(Exercise directions)
Exactly as they appear, output all of the entries.

(Provided entries)
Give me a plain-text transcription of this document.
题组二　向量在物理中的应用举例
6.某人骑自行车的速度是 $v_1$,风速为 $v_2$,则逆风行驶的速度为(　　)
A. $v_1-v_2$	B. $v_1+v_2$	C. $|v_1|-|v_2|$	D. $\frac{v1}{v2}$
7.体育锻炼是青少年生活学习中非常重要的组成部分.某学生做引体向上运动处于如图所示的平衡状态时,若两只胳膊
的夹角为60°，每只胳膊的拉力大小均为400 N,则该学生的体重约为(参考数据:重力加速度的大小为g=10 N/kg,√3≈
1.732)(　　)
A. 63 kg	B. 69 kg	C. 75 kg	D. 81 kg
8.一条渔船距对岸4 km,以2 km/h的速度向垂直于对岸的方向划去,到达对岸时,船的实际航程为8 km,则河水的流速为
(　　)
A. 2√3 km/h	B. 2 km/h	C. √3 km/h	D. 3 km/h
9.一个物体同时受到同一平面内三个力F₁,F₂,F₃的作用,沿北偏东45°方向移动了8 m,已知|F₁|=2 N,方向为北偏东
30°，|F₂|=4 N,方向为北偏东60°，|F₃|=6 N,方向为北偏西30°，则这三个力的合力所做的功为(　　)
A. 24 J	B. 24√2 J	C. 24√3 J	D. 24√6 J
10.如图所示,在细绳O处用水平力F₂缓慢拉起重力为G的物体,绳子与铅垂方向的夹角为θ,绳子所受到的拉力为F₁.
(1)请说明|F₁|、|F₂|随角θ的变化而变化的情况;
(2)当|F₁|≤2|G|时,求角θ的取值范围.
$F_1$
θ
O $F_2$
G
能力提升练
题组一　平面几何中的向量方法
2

(Written reply)
Give me a plain-text transcription of this document.
题组二　向量在物理中的应用举例
6.某人骑自行车的速度是 $v_1$,风速为 $v_2$,则逆风行驶的速度为(　　)
A. $v_1-v_2$	B. $v_1+v_2$	C. $|v_1|-|v_2|$	D. $\frac{v1}{v2}$
7.体育锻炼是青少年生活学习中非常重要的组成部分.某学生做引体向上运动处于如图所示的平衡状态时,若两只胳膊
的夹角为60°，每只胳膊的拉力大小均为400 N,则该学生的体重约为(参考数据:重力加速度的大小为g=10 N/kg,√3≈
1.732)(　　)
A. 63 kg	B. 69 kg	C. 75 kg	D. 81 kg
8.一条渔船距对岸4 km,以2 km/h的速度向垂直于对岸的方向划去,到达对岸时,船的实际航程为8 km,则河水的流速为
(　　)
A. 2√3 km/h	B. 2 km/h	C. √3 km/h	D. 3 km/h
9.一个物体同时受到同一平面内三个力F₁,F₂,F₃的作用,沿北偏东45°方向移动了8 m,已知|F₁|=2 N,方向为北偏东
30°，|F₂|=4 N,方向为北偏东60°，|F₃|=6 N,方向为北偏西30°，则这三个力的合力所做的功为(　　)
A. 24 J	B. 24√2 J	C. 24√3 J	D. 24√6 J
10.如图所示,在细绳O处用水平力F₂缓慢拉起重力为G的物体,绳子与铅垂方向的夹角为θ,绳子所受到的拉力为F₁.
(1)请说明|F₁|、|F₂|随角θ的变化而变化的情况;
(2)当|F₁|≤2|G|时,求角θ的取值范围.
$F_1$
θ
O $F_2$
G
能力提升练
题组一　平面几何中的向量方法
2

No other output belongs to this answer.